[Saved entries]
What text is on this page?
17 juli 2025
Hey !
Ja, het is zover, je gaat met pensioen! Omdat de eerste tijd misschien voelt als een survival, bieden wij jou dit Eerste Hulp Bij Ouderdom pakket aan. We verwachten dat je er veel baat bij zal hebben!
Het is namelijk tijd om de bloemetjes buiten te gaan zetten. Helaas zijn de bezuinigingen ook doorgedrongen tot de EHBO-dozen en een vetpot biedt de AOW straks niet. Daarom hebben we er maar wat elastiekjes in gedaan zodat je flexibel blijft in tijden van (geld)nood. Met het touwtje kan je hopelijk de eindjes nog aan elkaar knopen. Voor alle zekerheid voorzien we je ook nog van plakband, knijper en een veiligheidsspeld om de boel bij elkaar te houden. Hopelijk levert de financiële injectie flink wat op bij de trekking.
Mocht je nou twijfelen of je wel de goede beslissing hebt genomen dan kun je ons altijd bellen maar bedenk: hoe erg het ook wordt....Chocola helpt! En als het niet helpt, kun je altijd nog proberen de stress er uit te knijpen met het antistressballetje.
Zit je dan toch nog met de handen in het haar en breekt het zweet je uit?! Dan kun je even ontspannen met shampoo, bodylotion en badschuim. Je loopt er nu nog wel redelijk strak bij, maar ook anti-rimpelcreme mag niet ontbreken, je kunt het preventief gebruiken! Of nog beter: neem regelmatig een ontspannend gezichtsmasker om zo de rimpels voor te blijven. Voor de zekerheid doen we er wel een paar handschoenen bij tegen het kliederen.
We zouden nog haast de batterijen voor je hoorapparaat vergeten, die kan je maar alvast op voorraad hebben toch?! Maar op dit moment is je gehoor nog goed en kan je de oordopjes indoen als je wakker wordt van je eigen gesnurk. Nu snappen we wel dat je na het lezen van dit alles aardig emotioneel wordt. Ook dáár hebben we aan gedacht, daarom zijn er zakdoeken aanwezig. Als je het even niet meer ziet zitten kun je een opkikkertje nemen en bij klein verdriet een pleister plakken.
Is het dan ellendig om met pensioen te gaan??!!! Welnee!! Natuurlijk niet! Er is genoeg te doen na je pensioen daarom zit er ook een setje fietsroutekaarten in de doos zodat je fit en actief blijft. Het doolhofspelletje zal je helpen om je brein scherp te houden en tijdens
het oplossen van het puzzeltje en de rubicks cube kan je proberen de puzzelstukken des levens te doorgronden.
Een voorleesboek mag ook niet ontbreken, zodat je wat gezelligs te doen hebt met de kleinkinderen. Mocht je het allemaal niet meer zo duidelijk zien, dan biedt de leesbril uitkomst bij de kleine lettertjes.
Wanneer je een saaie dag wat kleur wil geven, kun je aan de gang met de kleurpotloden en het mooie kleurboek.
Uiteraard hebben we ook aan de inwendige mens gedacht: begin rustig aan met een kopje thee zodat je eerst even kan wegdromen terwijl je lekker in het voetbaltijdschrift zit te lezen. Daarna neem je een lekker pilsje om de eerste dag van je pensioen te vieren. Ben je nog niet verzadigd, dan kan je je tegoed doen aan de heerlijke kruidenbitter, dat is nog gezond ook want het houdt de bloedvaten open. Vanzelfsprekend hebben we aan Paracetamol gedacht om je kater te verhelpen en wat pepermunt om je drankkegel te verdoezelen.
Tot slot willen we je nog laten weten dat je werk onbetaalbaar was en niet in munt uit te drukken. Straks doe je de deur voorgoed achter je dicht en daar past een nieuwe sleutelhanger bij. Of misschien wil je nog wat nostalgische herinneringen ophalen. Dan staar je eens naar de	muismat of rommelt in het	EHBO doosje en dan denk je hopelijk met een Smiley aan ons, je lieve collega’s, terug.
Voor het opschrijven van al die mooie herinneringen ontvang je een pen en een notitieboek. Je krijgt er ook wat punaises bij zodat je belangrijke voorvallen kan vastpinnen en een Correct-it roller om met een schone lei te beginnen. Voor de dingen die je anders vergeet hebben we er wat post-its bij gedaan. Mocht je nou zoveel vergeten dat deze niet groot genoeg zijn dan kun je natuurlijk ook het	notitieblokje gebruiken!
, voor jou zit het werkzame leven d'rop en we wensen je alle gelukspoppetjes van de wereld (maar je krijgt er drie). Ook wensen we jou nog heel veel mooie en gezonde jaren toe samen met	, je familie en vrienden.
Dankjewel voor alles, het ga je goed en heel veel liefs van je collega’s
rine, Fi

## Task statement
The records above need to be retyped in full, exactly as given.

## Solution for this exercise
What text is on this page?
17 juli 2025
Hey !
Ja, het is zover, je gaat met pensioen! Omdat de eerste tijd misschien voelt als een survival, bieden wij jou dit Eerste Hulp Bij Ouderdom pakket aan. We verwachten dat je er veel baat bij zal hebben!
Het is namelijk tijd om de bloemetjes buiten te gaan zetten. Helaas zijn de bezuinigingen ook doorgedrongen tot de EHBO-dozen en een vetpot biedt de AOW straks niet. Daarom hebben we er maar wat elastiekjes in gedaan zodat je flexibel blijft in tijden van (geld)nood. Met het touwtje kan je hopelijk de eindjes nog aan elkaar knopen. Voor alle zekerheid voorzien we je ook nog van plakband, knijper en een veiligheidsspeld om de boel bij elkaar te houden. Hopelijk levert de financiële injectie flink wat op bij de trekking.
Mocht je nou twijfelen of je wel de goede beslissing hebt genomen dan kun je ons altijd bellen maar bedenk: hoe erg het ook wordt....Chocola helpt! En als het niet helpt, kun je altijd nog proberen de stress er uit te knijpen met het antistressballetje.
Zit je dan toch nog met de handen in het haar en breekt het zweet je uit?! Dan kun je even ontspannen met shampoo, bodylotion en badschuim. Je loopt er nu nog wel redelijk strak bij, maar ook anti-rimpelcreme mag niet ontbreken, je kunt het preventief gebruiken! Of nog beter: neem regelmatig een ontspannend gezichtsmasker om zo de rimpels voor te blijven. Voor de zekerheid doen we er wel een paar handschoenen bij tegen het kliederen.
We zouden nog haast de batterijen voor je hoorapparaat vergeten, die kan je maar alvast op voorraad hebben toch?! Maar op dit moment is je gehoor nog goed en kan je de oordopjes indoen als je wakker wordt van je eigen gesnurk. Nu snappen we wel dat je na het lezen van dit alles aardig emotioneel wordt. Ook dáár hebben we aan gedacht, daarom zijn er zakdoeken aanwezig. Als je het even niet meer ziet zitten kun je een opkikkertje nemen en bij klein verdriet een pleister plakken.
Is het dan ellendig om met pensioen te gaan??!!! Welnee!! Natuurlijk niet! Er is genoeg te doen na je pensioen daarom zit er ook een setje fietsroutekaarten in de doos zodat je fit en actief blijft. Het doolhofspelletje zal je helpen om je brein scherp te houden en tijdens
het oplossen van het puzzeltje en de rubicks cube kan je proberen de puzzelstukken des levens te doorgronden.
Een voorleesboek mag ook niet ontbreken, zodat je wat gezelligs te doen hebt met de kleinkinderen. Mocht je het allemaal niet meer zo duidelijk zien, dan biedt de leesbril uitkomst bij de kleine lettertjes.
Wanneer je een saaie dag wat kleur wil geven, kun je aan de gang met de kleurpotloden en het mooie kleurboek.
Uiteraard hebben we ook aan de inwendige mens gedacht: begin rustig aan met een kopje thee zodat je eerst even kan wegdromen terwijl je lekker in het voetbaltijdschrift zit te lezen. Daarna neem je een lekker pilsje om de eerste dag van je pensioen te vieren. Ben je nog niet verzadigd, dan kan je je tegoed doen aan de heerlijke kruidenbitter, dat is nog gezond ook want het houdt de bloedvaten open. Vanzelfsprekend hebben we aan Paracetamol gedacht om je kater te verhelpen en wat pepermunt om je drankkegel te verdoezelen.
Tot slot willen we je nog laten weten dat je werk onbetaalbaar was en niet in munt uit te drukken. Straks doe je de deur voorgoed achter je dicht en daar past een nieuwe sleutelhanger bij. Of misschien wil je nog wat nostalgische herinneringen ophalen. Dan staar je eens naar de	muismat of rommelt in het	EHBO doosje en dan denk je hopelijk met een Smiley aan ons, je lieve collega’s, terug.
Voor het opschrijven van al die mooie herinneringen ontvang je een pen en een notitieboek. Je krijgt er ook wat punaises bij zodat je belangrijke voorvallen kan vastpinnen en een Correct-it roller om met een schone lei te beginnen. Voor de dingen die je anders vergeet hebben we er wat post-its bij gedaan. Mocht je nou zoveel vergeten dat deze niet groot genoeg zijn dan kun je natuurlijk ook het	notitieblokje gebruiken!
, voor jou zit het werkzame leven d'rop en we wensen je alle gelukspoppetjes van de wereld (maar je krijgt er drie). Ook wensen we jou nog heel veel mooie en gezonde jaren toe samen met	, je familie en vrienden.
Dankjewel voor alles, het ga je goed en heel veel liefs van je collega’s
rine, Fi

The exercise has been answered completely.